*JOB*: Leave out the pictures, then reproduce the rest of the material exactly.

*DATA TO USE*:
---*---

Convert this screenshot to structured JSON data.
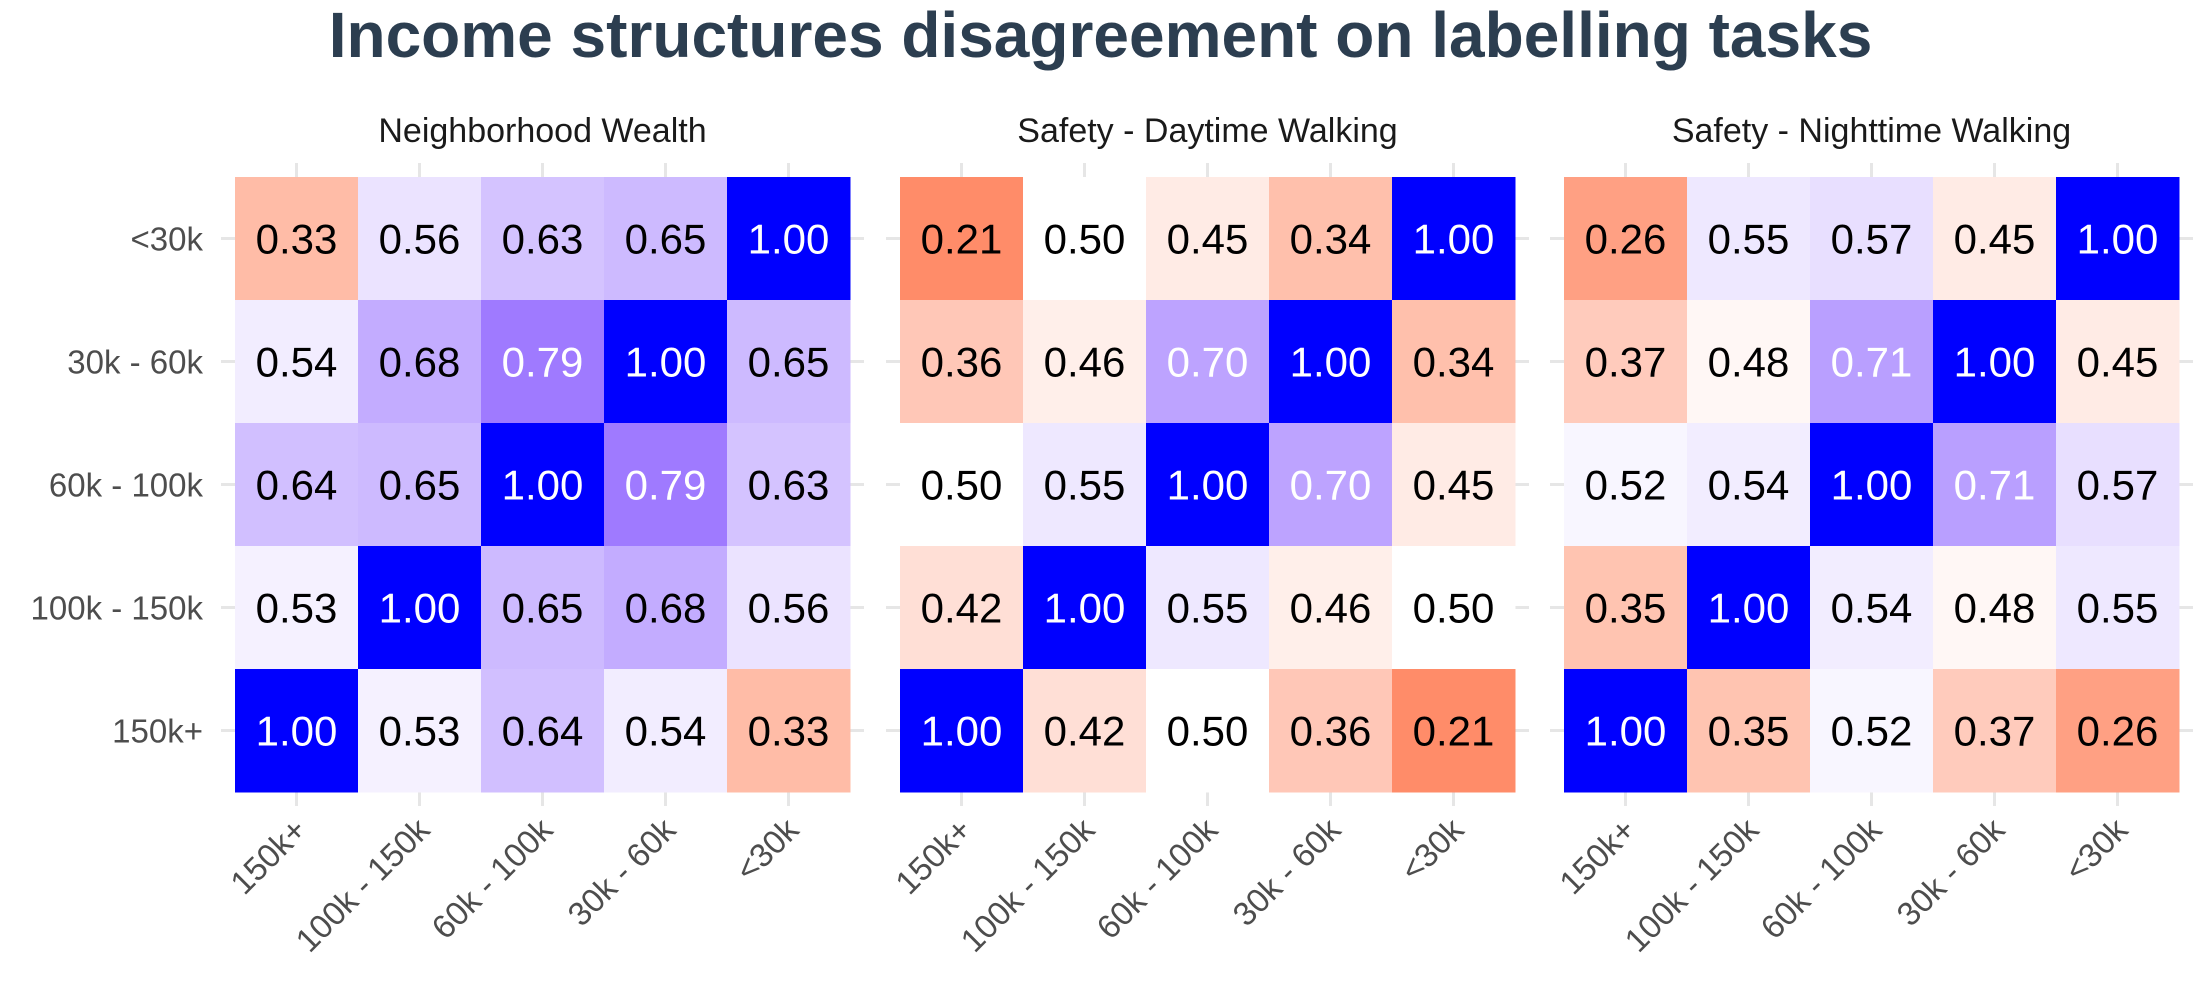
{
  "title": "Income structures disagreement on labelling tasks",
  "colors": {
    "low": "#ff8c69",
    "mid": "#ffffff",
    "high_purple": "#9f7aff",
    "one": "#0000ff",
    "title": "#2c3e50",
    "grid": "#e6e6e6"
  },
  "chart_data": [
    {
      "type": "heatmap",
      "title": "Neighborhood Wealth",
      "x_categories": [
        "150k+",
        "100k - 150k",
        "60k - 100k",
        "30k - 60k",
        "<30k"
      ],
      "y_categories": [
        "<30k",
        "30k - 60k",
        "60k - 100k",
        "100k - 150k",
        "150k+"
      ],
      "values": [
        [
          "0.33",
          "0.56",
          "0.63",
          "0.65",
          "1.00"
        ],
        [
          "0.54",
          "0.68",
          "0.79",
          "1.00",
          "0.65"
        ],
        [
          "0.64",
          "0.65",
          "1.00",
          "0.79",
          "0.63"
        ],
        [
          "0.53",
          "1.00",
          "0.65",
          "0.68",
          "0.56"
        ],
        [
          "1.00",
          "0.53",
          "0.64",
          "0.54",
          "0.33"
        ]
      ]
    },
    {
      "type": "heatmap",
      "title": "Safety - Daytime Walking",
      "x_categories": [
        "150k+",
        "100k - 150k",
        "60k - 100k",
        "30k - 60k",
        "<30k"
      ],
      "y_categories": [
        "<30k",
        "30k - 60k",
        "60k - 100k",
        "100k - 150k",
        "150k+"
      ],
      "values": [
        [
          "0.21",
          "0.50",
          "0.45",
          "0.34",
          "1.00"
        ],
        [
          "0.36",
          "0.46",
          "0.70",
          "1.00",
          "0.34"
        ],
        [
          "0.50",
          "0.55",
          "1.00",
          "0.70",
          "0.45"
        ],
        [
          "0.42",
          "1.00",
          "0.55",
          "0.46",
          "0.50"
        ],
        [
          "1.00",
          "0.42",
          "0.50",
          "0.36",
          "0.21"
        ]
      ]
    },
    {
      "type": "heatmap",
      "title": "Safety - Nighttime Walking",
      "x_categories": [
        "150k+",
        "100k - 150k",
        "60k - 100k",
        "30k - 60k",
        "<30k"
      ],
      "y_categories": [
        "<30k",
        "30k - 60k",
        "60k - 100k",
        "100k - 150k",
        "150k+"
      ],
      "values": [
        [
          "0.26",
          "0.55",
          "0.57",
          "0.45",
          "1.00"
        ],
        [
          "0.37",
          "0.48",
          "0.71",
          "1.00",
          "0.45"
        ],
        [
          "0.52",
          "0.54",
          "1.00",
          "0.71",
          "0.57"
        ],
        [
          "0.35",
          "1.00",
          "0.54",
          "0.48",
          "0.55"
        ],
        [
          "1.00",
          "0.35",
          "0.52",
          "0.37",
          "0.26"
        ]
      ]
    }
  ]
}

---*---

*SOLVED EXERCISE*:
Convert this screenshot to structured JSON data.
{
  "title": "Income structures disagreement on labelling tasks",
  "colors": {
    "low": "#ff8c69",
    "mid": "#ffffff",
    "high_purple": "#9f7aff",
    "one": "#0000ff",
    "title": "#2c3e50",
    "grid": "#e6e6e6"
  },
  "chart_data": [
    {
      "type": "heatmap",
      "title": "Neighborhood Wealth",
      "x_categories": [
        "150k+",
        "100k - 150k",
        "60k - 100k",
        "30k - 60k",
        "<30k"
      ],
      "y_categories": [
        "<30k",
        "30k - 60k",
        "60k - 100k",
        "100k - 150k",
        "150k+"
      ],
      "values": [
        [
          "0.33",
          "0.56",
          "0.63",
          "0.65",
          "1.00"
        ],
        [
          "0.54",
          "0.68",
          "0.79",
          "1.00",
          "0.65"
        ],
        [
          "0.64",
          "0.65",
          "1.00",
          "0.79",
          "0.63"
        ],
        [
          "0.53",
          "1.00",
          "0.65",
          "0.68",
          "0.56"
        ],
        [
          "1.00",
          "0.53",
          "0.64",
          "0.54",
          "0.33"
        ]
      ]
    },
    {
      "type": "heatmap",
      "title": "Safety - Daytime Walking",
      "x_categories": [
        "150k+",
        "100k - 150k",
        "60k - 100k",
        "30k - 60k",
        "<30k"
      ],
      "y_categories": [
        "<30k",
        "30k - 60k",
        "60k - 100k",
        "100k - 150k",
        "150k+"
      ],
      "values": [
        [
          "0.21",
          "0.50",
          "0.45",
          "0.34",
          "1.00"
        ],
        [
          "0.36",
          "0.46",
          "0.70",
          "1.00",
          "0.34"
        ],
        [
          "0.50",
          "0.55",
          "1.00",
          "0.70",
          "0.45"
        ],
        [
          "0.42",
          "1.00",
          "0.55",
          "0.46",
          "0.50"
        ],
        [
          "1.00",
          "0.42",
          "0.50",
          "0.36",
          "0.21"
        ]
      ]
    },
    {
      "type": "heatmap",
      "title": "Safety - Nighttime Walking",
      "x_categories": [
        "150k+",
        "100k - 150k",
        "60k - 100k",
        "30k - 60k",
        "<30k"
      ],
      "y_categories": [
        "<30k",
        "30k - 60k",
        "60k - 100k",
        "100k - 150k",
        "150k+"
      ],
      "values": [
        [
          "0.26",
          "0.55",
          "0.57",
          "0.45",
          "1.00"
        ],
        [
          "0.37",
          "0.48",
          "0.71",
          "1.00",
          "0.45"
        ],
        [
          "0.52",
          "0.54",
          "1.00",
          "0.71",
          "0.57"
        ],
        [
          "0.35",
          "1.00",
          "0.54",
          "0.48",
          "0.55"
        ],
        [
          "1.00",
          "0.35",
          "0.52",
          "0.37",
          "0.26"
        ]
      ]
    }
  ]
}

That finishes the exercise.